■ Problem: Will you output all of the data below exactly, omitting the images?

■ Information shown:
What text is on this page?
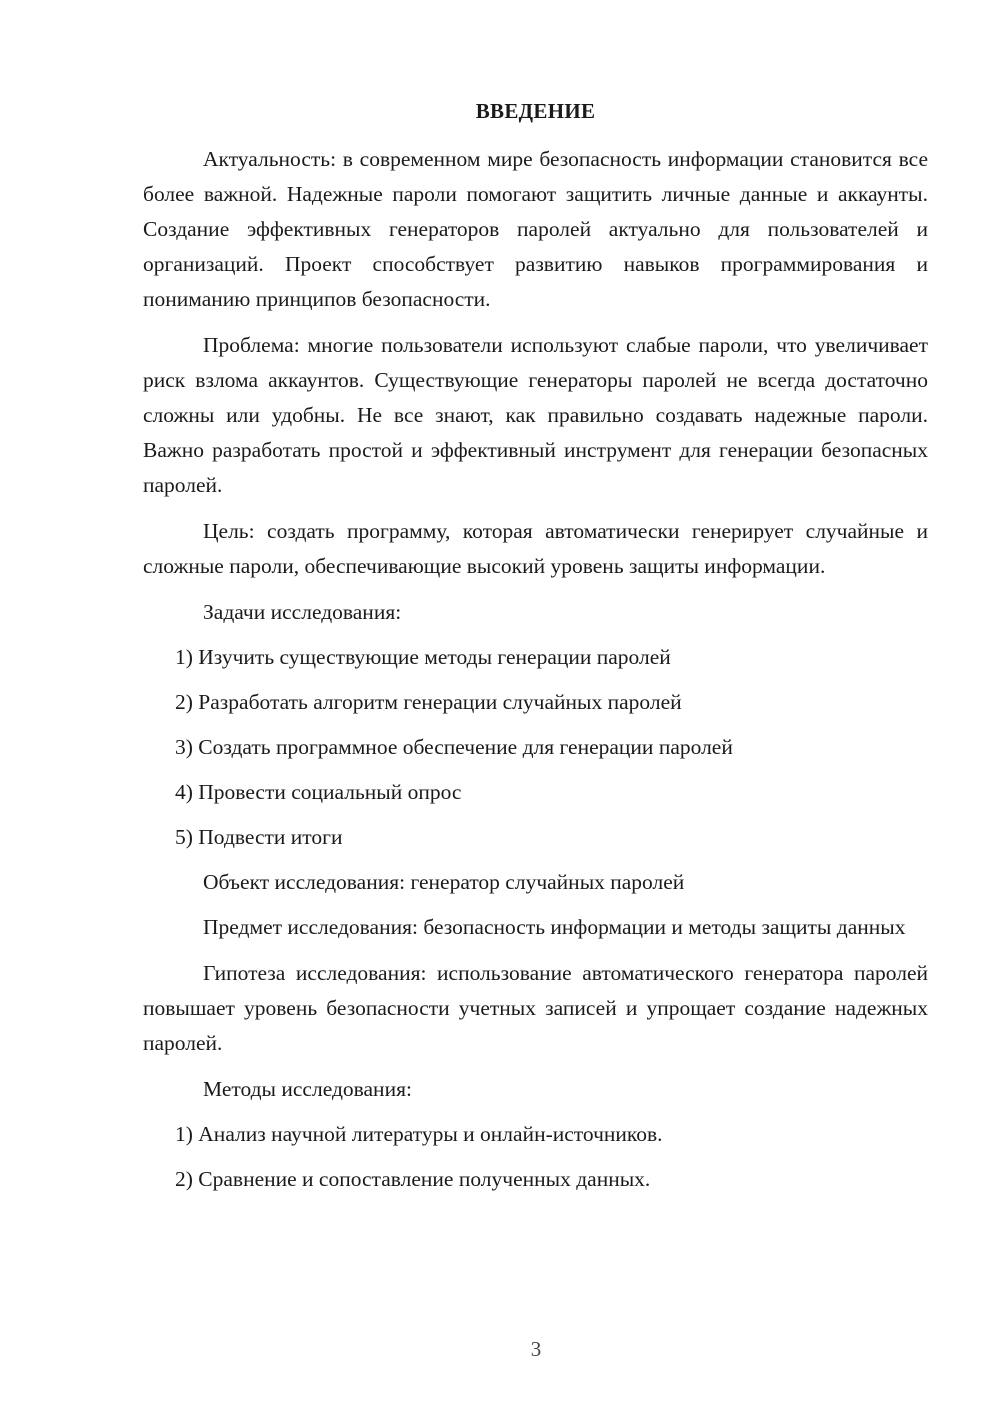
ВВЕДЕНИЕ

Актуальность: в современном мире безопасность информации становится все более важной. Надежные пароли помогают защитить личные данные и аккаунты. Создание эффективных генераторов паролей актуально для пользователей и организаций. Проект способствует развитию навыков программирования и пониманию принципов безопасности.

Проблема: многие пользователи используют слабые пароли, что увеличивает риск взлома аккаунтов. Существующие генераторы паролей не всегда достаточно сложны или удобны. Не все знают, как правильно создавать надежные пароли. Важно разработать простой и эффективный инструмент для генерации безопасных паролей.

Цель: создать программу, которая автоматически генерирует случайные и сложные пароли, обеспечивающие высокий уровень защиты информации.

Задачи исследования:

1) Изучить существующие методы генерации паролей
2) Разработать алгоритм генерации случайных паролей
3) Создать программное обеспечение для генерации паролей
4) Провести социальный опрос
5) Подвести итоги

Объект исследования: генератор случайных паролей

Предмет исследования: безопасность информации и методы защиты данных

Гипотеза исследования: использование автоматического генератора паролей повышает уровень безопасности учетных записей и упрощает создание надежных паролей.

Методы исследования:

1) Анализ научной литературы и онлайн-источников.
2) Сравнение и сопоставление полученных данных.
3
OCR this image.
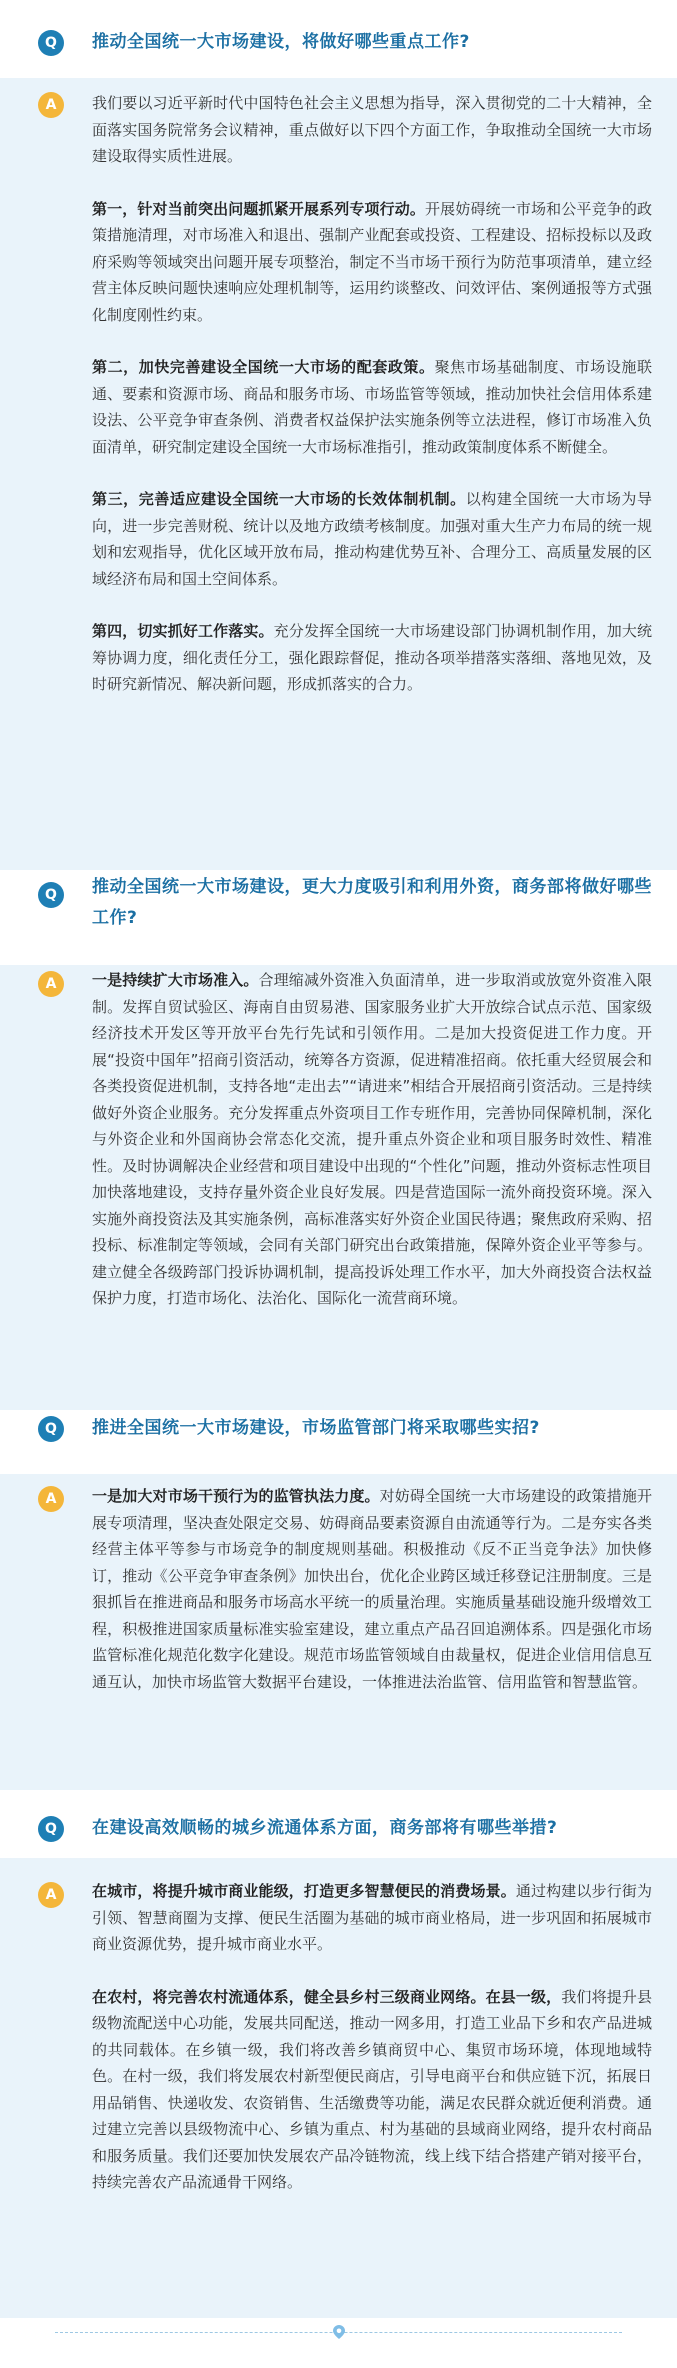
Q	推动全国统一大市场建设，将做好哪些重点工作?
A	我们要以习近平新时代中国特色社会主义思想为指导，深入贯彻党的二十大精神，全面落实国务院常务会议精神，重点做好以下四个方面工作，争取推动全国统一大市场建设取得实质性进展。

第一，针对当前突出问题抓紧开展系列专项行动。开展妨碍统一市场和公平竞争的政策措施清理，对市场准入和退出、强制产业配套或投资、工程建设、招标投标以及政府采购等领域突出问题开展专项整治，制定不当市场干预行为防范事项清单，建立经营主体反映问题快速响应处理机制等，运用约谈整改、问效评估、案例通报等方式强化制度刚性约束。

第二，加快完善建设全国统一大市场的配套政策。聚焦市场基础制度、市场设施联通、要素和资源市场、商品和服务市场、市场监管等领域，推动加快社会信用体系建设法、公平竞争审查条例、消费者权益保护法实施条例等立法进程，修订市场准入负面清单，研究制定建设全国统一大市场标准指引，推动政策制度体系不断健全。

第三，完善适应建设全国统一大市场的长效体制机制。以构建全国统一大市场为导向，进一步完善财税、统计以及地方政绩考核制度。加强对重大生产力布局的统一规划和宏观指导，优化区域开放布局，推动构建优势互补、合理分工、高质量发展的区域经济布局和国土空间体系。

第四，切实抓好工作落实。充分发挥全国统一大市场建设部门协调机制作用，加大统筹协调力度，细化责任分工，强化跟踪督促，推动各项举措落实落细、落地见效，及时研究新情况、解决新问题，形成抓落实的合力。

Q	推动全国统一大市场建设，更大力度吸引和利用外资，商务部将做好哪些工作?
A	一是持续扩大市场准入。合理缩减外资准入负面清单，进一步取消或放宽外资准入限制。发挥自贸试验区、海南自由贸易港、国家服务业扩大开放综合试点示范、国家级经济技术开发区等开放平台先行先试和引领作用。二是加大投资促进工作力度。开展“投资中国年”招商引资活动，统筹各方资源，促进精准招商。依托重大经贸展会和各类投资促进机制，支持各地“走出去”“请进来”相结合开展招商引资活动。三是持续做好外资企业服务。充分发挥重点外资项目工作专班作用，完善协同保障机制，深化与外资企业和外国商协会常态化交流，提升重点外资企业和项目服务时效性、精准性。及时协调解决企业经营和项目建设中出现的“个性化”问题，推动外资标志性项目加快落地建设，支持存量外资企业良好发展。四是营造国际一流外商投资环境。深入实施外商投资法及其实施条例，高标准落实好外资企业国民待遇；聚焦政府采购、招投标、标准制定等领域，会同有关部门研究出台政策措施，保障外资企业平等参与。建立健全各级跨部门投诉协调机制，提高投诉处理工作水平，加大外商投资合法权益保护力度，打造市场化、法治化、国际化一流营商环境。

Q	推进全国统一大市场建设，市场监管部门将采取哪些实招?
A	一是加大对市场干预行为的监管执法力度。对妨碍全国统一大市场建设的政策措施开展专项清理，坚决查处限定交易、妨碍商品要素资源自由流通等行为。二是夯实各类经营主体平等参与市场竞争的制度规则基础。积极推动《反不正当竞争法》加快修订，推动《公平竞争审查条例》加快出台，优化企业跨区域迁移登记注册制度。三是狠抓旨在推进商品和服务市场高水平统一的质量治理。实施质量基础设施升级增效工程，积极推进国家质量标准实验室建设，建立重点产品召回追溯体系。四是强化市场监管标准化规范化数字化建设。规范市场监管领域自由裁量权，促进企业信用信息互通互认，加快市场监管大数据平台建设，一体推进法治监管、信用监管和智慧监管。

Q	在建设高效顺畅的城乡流通体系方面，商务部将有哪些举措?
A	在城市，将提升城市商业能级，打造更多智慧便民的消费场景。通过构建以步行街为引领、智慧商圈为支撑、便民生活圈为基础的城市商业格局，进一步巩固和拓展城市商业资源优势，提升城市商业水平。

在农村，将完善农村流通体系，健全县乡村三级商业网络。在县一级，我们将提升县级物流配送中心功能，发展共同配送，推动一网多用，打造工业品下乡和农产品进城的共同载体。在乡镇一级，我们将改善乡镇商贸中心、集贸市场环境，体现地域特色。在村一级，我们将发展农村新型便民商店，引导电商平台和供应链下沉，拓展日用品销售、快递收发、农资销售、生活缴费等功能，满足农民群众就近便利消费。通过建立完善以县级物流中心、乡镇为重点、村为基础的县域商业网络，提升农村商品和服务质量。我们还要加快发展农产品冷链物流，线上线下结合搭建产销对接平台，持续完善农产品流通骨干网络。
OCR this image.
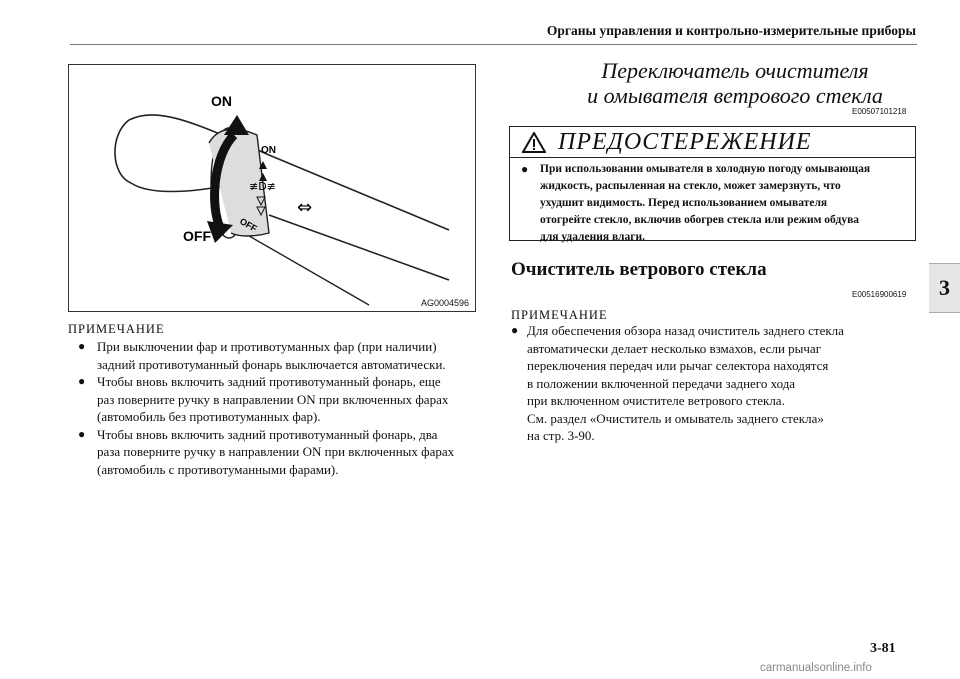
Органы управления и контрольно-измерительные приборы
3
ON
≢D≢
OFF
⇔
ON
OFF
AG0004596
ПРИМЕЧАНИЕ
● При выключении фар и противотуманных фар (при наличии)
задний противотуманный фонарь выключается автоматически.
● Чтобы вновь включить задний противотуманный фонарь, еще
раз поверните ручку в направлении ON при включенных фарах
(автомобиль без противотуманных фар).
● Чтобы вновь включить задний противотуманный фонарь, два
раза поверните ручку в направлении ON при включенных фарах
(автомобиль с противотуманными фарами).
Переключатель очистителя
и омывателя ветрового стекла
E00507101218
ПРЕДОСТЕРЕЖЕНИЕ
● При использовании омывателя в холодную погоду омывающая
жидкость, распыленная на стекло, может замерзнуть, что
ухудшит видимость. Перед использованием омывателя
отогрейте стекло, включив обогрев стекла или режим обдува
для удаления влаги.
Очиститель ветрового стекла
E00516900619
ПРИМЕЧАНИЕ
● Для обеспечения обзора назад очиститель заднего стекла
автоматически делает несколько взмахов, если рычаг
переключения передач или рычаг селектора находятся
в положении включенной передачи заднего хода
при включенном очистителе ветрового стекла.
См. раздел «Очиститель и омыватель заднего стекла»
на стр. 3-90.
3-81
carmanualsonline.info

■ Solution below:
What text is on this page?
ВВЕДЕНИЕ

Актуальность: в современном мире безопасность информации становится все более важной. Надежные пароли помогают защитить личные данные и аккаунты. Создание эффективных генераторов паролей актуально для пользователей и организаций. Проект способствует развитию навыков программирования и пониманию принципов безопасности.

Проблема: многие пользователи используют слабые пароли, что увеличивает риск взлома аккаунтов. Существующие генераторы паролей не всегда достаточно сложны или удобны. Не все знают, как правильно создавать надежные пароли. Важно разработать простой и эффективный инструмент для генерации безопасных паролей.

Цель: создать программу, которая автоматически генерирует случайные и сложные пароли, обеспечивающие высокий уровень защиты информации.

Задачи исследования:

1) Изучить существующие методы генерации паролей
2) Разработать алгоритм генерации случайных паролей
3) Создать программное обеспечение для генерации паролей
4) Провести социальный опрос
5) Подвести итоги

Объект исследования: генератор случайных паролей

Предмет исследования: безопасность информации и методы защиты данных

Гипотеза исследования: использование автоматического генератора паролей повышает уровень безопасности учетных записей и упрощает создание надежных паролей.

Методы исследования:

1) Анализ научной литературы и онлайн-источников.
2) Сравнение и сопоставление полученных данных.
3
OCR this image.
Q	推动全国统一大市场建设，将做好哪些重点工作?
A	我们要以习近平新时代中国特色社会主义思想为指导，深入贯彻党的二十大精神，全面落实国务院常务会议精神，重点做好以下四个方面工作，争取推动全国统一大市场建设取得实质性进展。

第一，针对当前突出问题抓紧开展系列专项行动。开展妨碍统一市场和公平竞争的政策措施清理，对市场准入和退出、强制产业配套或投资、工程建设、招标投标以及政府采购等领域突出问题开展专项整治，制定不当市场干预行为防范事项清单，建立经营主体反映问题快速响应处理机制等，运用约谈整改、问效评估、案例通报等方式强化制度刚性约束。

第二，加快完善建设全国统一大市场的配套政策。聚焦市场基础制度、市场设施联通、要素和资源市场、商品和服务市场、市场监管等领域，推动加快社会信用体系建设法、公平竞争审查条例、消费者权益保护法实施条例等立法进程，修订市场准入负面清单，研究制定建设全国统一大市场标准指引，推动政策制度体系不断健全。

第三，完善适应建设全国统一大市场的长效体制机制。以构建全国统一大市场为导向，进一步完善财税、统计以及地方政绩考核制度。加强对重大生产力布局的统一规划和宏观指导，优化区域开放布局，推动构建优势互补、合理分工、高质量发展的区域经济布局和国土空间体系。

第四，切实抓好工作落实。充分发挥全国统一大市场建设部门协调机制作用，加大统筹协调力度，细化责任分工，强化跟踪督促，推动各项举措落实落细、落地见效，及时研究新情况、解决新问题，形成抓落实的合力。

Q	推动全国统一大市场建设，更大力度吸引和利用外资，商务部将做好哪些工作?
A	一是持续扩大市场准入。合理缩减外资准入负面清单，进一步取消或放宽外资准入限制。发挥自贸试验区、海南自由贸易港、国家服务业扩大开放综合试点示范、国家级经济技术开发区等开放平台先行先试和引领作用。二是加大投资促进工作力度。开展“投资中国年”招商引资活动，统筹各方资源，促进精准招商。依托重大经贸展会和各类投资促进机制，支持各地“走出去”“请进来”相结合开展招商引资活动。三是持续做好外资企业服务。充分发挥重点外资项目工作专班作用，完善协同保障机制，深化与外资企业和外国商协会常态化交流，提升重点外资企业和项目服务时效性、精准性。及时协调解决企业经营和项目建设中出现的“个性化”问题，推动外资标志性项目加快落地建设，支持存量外资企业良好发展。四是营造国际一流外商投资环境。深入实施外商投资法及其实施条例，高标准落实好外资企业国民待遇；聚焦政府采购、招投标、标准制定等领域，会同有关部门研究出台政策措施，保障外资企业平等参与。建立健全各级跨部门投诉协调机制，提高投诉处理工作水平，加大外商投资合法权益保护力度，打造市场化、法治化、国际化一流营商环境。

Q	推进全国统一大市场建设，市场监管部门将采取哪些实招?
A	一是加大对市场干预行为的监管执法力度。对妨碍全国统一大市场建设的政策措施开展专项清理，坚决查处限定交易、妨碍商品要素资源自由流通等行为。二是夯实各类经营主体平等参与市场竞争的制度规则基础。积极推动《反不正当竞争法》加快修订，推动《公平竞争审查条例》加快出台，优化企业跨区域迁移登记注册制度。三是狠抓旨在推进商品和服务市场高水平统一的质量治理。实施质量基础设施升级增效工程，积极推进国家质量标准实验室建设，建立重点产品召回追溯体系。四是强化市场监管标准化规范化数字化建设。规范市场监管领域自由裁量权，促进企业信用信息互通互认，加快市场监管大数据平台建设，一体推进法治监管、信用监管和智慧监管。

Q	在建设高效顺畅的城乡流通体系方面，商务部将有哪些举措?
A	在城市，将提升城市商业能级，打造更多智慧便民的消费场景。通过构建以步行街为引领、智慧商圈为支撑、便民生活圈为基础的城市商业格局，进一步巩固和拓展城市商业资源优势，提升城市商业水平。

在农村，将完善农村流通体系，健全县乡村三级商业网络。在县一级，我们将提升县级物流配送中心功能，发展共同配送，推动一网多用，打造工业品下乡和农产品进城的共同载体。在乡镇一级，我们将改善乡镇商贸中心、集贸市场环境，体现地域特色。在村一级，我们将发展农村新型便民商店，引导电商平台和供应链下沉，拓展日用品销售、快递收发、农资销售、生活缴费等功能，满足农民群众就近便利消费。通过建立完善以县级物流中心、乡镇为重点、村为基础的县域商业网络，提升农村商品和服务质量。我们还要加快发展农产品冷链物流，线上线下结合搭建产销对接平台，持续完善农产品流通骨干网络。
OCR this image.
Органы управления и контрольно-измерительные приборы
3
ON
≢D≢
OFF
⇔
ON
OFF
AG0004596
ПРИМЕЧАНИЕ
● При выключении фар и противотуманных фар (при наличии)
задний противотуманный фонарь выключается автоматически.
● Чтобы вновь включить задний противотуманный фонарь, еще
раз поверните ручку в направлении ON при включенных фарах
(автомобиль без противотуманных фар).
● Чтобы вновь включить задний противотуманный фонарь, два
раза поверните ручку в направлении ON при включенных фарах
(автомобиль с противотуманными фарами).
Переключатель очистителя
и омывателя ветрового стекла
E00507101218
ПРЕДОСТЕРЕЖЕНИЕ
● При использовании омывателя в холодную погоду омывающая
жидкость, распыленная на стекло, может замерзнуть, что
ухудшит видимость. Перед использованием омывателя
отогрейте стекло, включив обогрев стекла или режим обдува
для удаления влаги.
Очиститель ветрового стекла
E00516900619
ПРИМЕЧАНИЕ
● Для обеспечения обзора назад очиститель заднего стекла
автоматически делает несколько взмахов, если рычаг
переключения передач или рычаг селектора находятся
в положении включенной передачи заднего хода
при включенном очистителе ветрового стекла.
См. раздел «Очиститель и омыватель заднего стекла»
на стр. 3-90.
3-81
carmanualsonline.info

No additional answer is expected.